Aim of the exercise:
Copy all lines below containing "MEADOWSWEET".

Material:
──────

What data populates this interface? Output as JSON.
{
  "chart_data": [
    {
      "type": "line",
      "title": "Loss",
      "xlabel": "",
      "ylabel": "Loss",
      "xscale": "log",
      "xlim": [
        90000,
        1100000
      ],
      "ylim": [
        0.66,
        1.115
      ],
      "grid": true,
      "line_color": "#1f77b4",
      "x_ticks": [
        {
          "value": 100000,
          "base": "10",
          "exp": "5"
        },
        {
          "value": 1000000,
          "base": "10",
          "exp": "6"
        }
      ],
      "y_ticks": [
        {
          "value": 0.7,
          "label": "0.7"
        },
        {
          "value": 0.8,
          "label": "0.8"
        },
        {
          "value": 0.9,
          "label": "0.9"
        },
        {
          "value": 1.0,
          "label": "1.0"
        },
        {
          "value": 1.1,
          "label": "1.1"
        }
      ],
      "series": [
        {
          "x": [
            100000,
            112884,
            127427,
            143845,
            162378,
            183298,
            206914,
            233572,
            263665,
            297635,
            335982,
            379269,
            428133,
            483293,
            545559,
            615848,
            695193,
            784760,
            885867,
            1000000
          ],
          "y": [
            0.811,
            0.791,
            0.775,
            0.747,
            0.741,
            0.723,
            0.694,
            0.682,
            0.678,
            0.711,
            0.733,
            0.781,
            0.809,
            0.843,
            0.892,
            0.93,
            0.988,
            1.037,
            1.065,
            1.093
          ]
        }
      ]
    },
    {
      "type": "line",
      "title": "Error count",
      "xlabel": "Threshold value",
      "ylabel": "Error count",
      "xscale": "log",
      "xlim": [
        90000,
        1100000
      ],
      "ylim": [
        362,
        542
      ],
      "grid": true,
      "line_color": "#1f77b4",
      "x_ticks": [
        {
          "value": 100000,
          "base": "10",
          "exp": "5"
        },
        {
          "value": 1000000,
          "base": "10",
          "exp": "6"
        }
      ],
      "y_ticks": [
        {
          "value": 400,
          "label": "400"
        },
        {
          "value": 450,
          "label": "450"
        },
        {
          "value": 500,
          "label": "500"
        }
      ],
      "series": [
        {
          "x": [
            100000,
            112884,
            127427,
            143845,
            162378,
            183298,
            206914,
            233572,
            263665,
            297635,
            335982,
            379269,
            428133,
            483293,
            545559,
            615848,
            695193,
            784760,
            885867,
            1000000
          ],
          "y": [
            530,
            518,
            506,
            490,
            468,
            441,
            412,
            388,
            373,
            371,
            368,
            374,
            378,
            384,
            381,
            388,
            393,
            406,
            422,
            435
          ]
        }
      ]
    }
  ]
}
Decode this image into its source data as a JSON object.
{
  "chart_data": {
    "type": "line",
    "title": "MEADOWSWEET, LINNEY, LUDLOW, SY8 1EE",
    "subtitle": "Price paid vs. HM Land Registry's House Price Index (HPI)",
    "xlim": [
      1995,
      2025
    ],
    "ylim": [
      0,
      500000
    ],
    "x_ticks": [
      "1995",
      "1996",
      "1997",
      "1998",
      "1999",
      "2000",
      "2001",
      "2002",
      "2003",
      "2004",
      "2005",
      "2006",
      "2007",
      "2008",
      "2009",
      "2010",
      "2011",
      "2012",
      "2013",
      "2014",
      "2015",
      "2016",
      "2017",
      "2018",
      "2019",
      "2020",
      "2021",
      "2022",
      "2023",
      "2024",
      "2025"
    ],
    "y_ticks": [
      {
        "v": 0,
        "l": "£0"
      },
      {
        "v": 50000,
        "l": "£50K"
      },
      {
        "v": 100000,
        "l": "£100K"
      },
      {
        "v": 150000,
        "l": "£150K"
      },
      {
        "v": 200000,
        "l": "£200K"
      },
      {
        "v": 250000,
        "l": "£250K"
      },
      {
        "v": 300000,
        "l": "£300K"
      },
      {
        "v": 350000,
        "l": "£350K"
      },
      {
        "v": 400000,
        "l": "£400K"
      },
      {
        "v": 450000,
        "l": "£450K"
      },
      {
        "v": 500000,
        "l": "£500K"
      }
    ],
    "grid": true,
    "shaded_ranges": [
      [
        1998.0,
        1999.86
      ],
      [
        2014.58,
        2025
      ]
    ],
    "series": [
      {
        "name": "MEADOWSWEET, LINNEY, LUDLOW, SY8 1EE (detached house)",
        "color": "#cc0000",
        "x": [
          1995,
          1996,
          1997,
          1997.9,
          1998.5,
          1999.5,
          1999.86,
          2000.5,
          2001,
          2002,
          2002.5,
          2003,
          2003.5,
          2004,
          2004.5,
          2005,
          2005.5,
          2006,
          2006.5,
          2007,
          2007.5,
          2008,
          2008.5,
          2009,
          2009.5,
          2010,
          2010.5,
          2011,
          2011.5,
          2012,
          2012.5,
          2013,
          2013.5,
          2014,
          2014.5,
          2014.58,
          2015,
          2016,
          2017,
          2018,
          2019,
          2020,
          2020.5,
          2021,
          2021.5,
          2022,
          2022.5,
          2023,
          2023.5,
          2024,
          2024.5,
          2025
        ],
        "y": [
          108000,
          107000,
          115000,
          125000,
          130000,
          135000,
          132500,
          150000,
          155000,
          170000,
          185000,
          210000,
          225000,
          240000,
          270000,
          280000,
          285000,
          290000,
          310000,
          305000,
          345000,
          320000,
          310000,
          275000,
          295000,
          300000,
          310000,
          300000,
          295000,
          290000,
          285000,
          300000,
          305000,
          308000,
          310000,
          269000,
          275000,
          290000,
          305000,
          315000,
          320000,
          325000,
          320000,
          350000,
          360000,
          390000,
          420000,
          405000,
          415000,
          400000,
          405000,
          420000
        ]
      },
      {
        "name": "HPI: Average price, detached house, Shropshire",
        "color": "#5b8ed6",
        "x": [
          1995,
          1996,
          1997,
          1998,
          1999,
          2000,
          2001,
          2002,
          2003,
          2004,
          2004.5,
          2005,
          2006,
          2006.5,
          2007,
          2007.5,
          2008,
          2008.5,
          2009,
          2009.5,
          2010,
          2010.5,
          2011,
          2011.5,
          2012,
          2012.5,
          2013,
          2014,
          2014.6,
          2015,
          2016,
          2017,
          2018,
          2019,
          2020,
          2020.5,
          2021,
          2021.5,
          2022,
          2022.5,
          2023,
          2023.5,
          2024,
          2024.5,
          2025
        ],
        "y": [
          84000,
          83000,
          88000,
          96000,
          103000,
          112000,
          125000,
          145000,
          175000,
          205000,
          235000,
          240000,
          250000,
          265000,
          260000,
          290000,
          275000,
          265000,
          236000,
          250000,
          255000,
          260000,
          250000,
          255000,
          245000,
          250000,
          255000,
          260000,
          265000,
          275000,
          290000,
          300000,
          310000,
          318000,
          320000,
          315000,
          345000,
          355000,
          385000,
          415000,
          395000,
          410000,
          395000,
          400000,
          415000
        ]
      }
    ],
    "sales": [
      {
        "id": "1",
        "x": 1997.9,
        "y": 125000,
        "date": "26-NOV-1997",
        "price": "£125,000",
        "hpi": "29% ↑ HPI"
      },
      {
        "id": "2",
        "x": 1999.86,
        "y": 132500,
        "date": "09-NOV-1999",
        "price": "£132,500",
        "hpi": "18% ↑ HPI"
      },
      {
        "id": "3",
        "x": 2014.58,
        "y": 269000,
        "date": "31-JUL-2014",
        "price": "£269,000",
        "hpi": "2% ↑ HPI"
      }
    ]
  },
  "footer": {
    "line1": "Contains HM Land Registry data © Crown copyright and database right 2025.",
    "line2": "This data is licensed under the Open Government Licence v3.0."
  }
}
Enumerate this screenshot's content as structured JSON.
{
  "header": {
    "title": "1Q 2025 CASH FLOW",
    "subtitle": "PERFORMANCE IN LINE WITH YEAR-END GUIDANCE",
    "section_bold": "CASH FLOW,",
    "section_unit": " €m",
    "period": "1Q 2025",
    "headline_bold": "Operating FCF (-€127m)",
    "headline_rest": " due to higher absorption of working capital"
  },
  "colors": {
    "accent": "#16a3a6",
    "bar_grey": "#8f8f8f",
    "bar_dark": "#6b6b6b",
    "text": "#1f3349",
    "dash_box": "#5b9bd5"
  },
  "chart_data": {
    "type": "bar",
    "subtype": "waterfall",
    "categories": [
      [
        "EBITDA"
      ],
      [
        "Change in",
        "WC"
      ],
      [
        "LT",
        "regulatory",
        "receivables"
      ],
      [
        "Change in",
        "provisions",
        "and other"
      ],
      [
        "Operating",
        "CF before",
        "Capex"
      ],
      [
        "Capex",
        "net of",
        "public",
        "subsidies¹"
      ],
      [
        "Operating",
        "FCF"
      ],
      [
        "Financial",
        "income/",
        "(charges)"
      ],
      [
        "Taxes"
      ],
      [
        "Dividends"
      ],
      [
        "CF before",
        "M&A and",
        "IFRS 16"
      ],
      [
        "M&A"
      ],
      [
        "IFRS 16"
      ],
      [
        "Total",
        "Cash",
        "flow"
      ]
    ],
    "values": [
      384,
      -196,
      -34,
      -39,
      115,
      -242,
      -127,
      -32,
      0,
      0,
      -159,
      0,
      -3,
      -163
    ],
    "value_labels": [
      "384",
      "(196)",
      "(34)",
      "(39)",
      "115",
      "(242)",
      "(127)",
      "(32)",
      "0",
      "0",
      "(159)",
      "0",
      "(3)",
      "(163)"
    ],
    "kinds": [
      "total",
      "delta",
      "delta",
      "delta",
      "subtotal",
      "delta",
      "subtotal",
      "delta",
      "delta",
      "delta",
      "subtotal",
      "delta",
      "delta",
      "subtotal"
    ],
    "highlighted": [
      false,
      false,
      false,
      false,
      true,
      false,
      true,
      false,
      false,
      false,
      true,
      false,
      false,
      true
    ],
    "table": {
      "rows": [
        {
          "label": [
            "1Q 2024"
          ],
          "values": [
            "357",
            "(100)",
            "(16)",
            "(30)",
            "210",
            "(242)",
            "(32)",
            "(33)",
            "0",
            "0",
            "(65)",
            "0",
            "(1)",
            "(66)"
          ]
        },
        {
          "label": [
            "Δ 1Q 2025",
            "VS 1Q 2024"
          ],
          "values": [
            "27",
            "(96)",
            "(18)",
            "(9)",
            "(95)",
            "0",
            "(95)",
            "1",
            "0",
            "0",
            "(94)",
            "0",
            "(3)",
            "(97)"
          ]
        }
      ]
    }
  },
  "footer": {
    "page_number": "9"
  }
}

──────

Result:
    "title": "MEADOWSWEET, LINNEY, LUDLOW, SY8 1EE",
        "name": "MEADOWSWEET, LINNEY, LUDLOW, SY8 1EE (detached house)",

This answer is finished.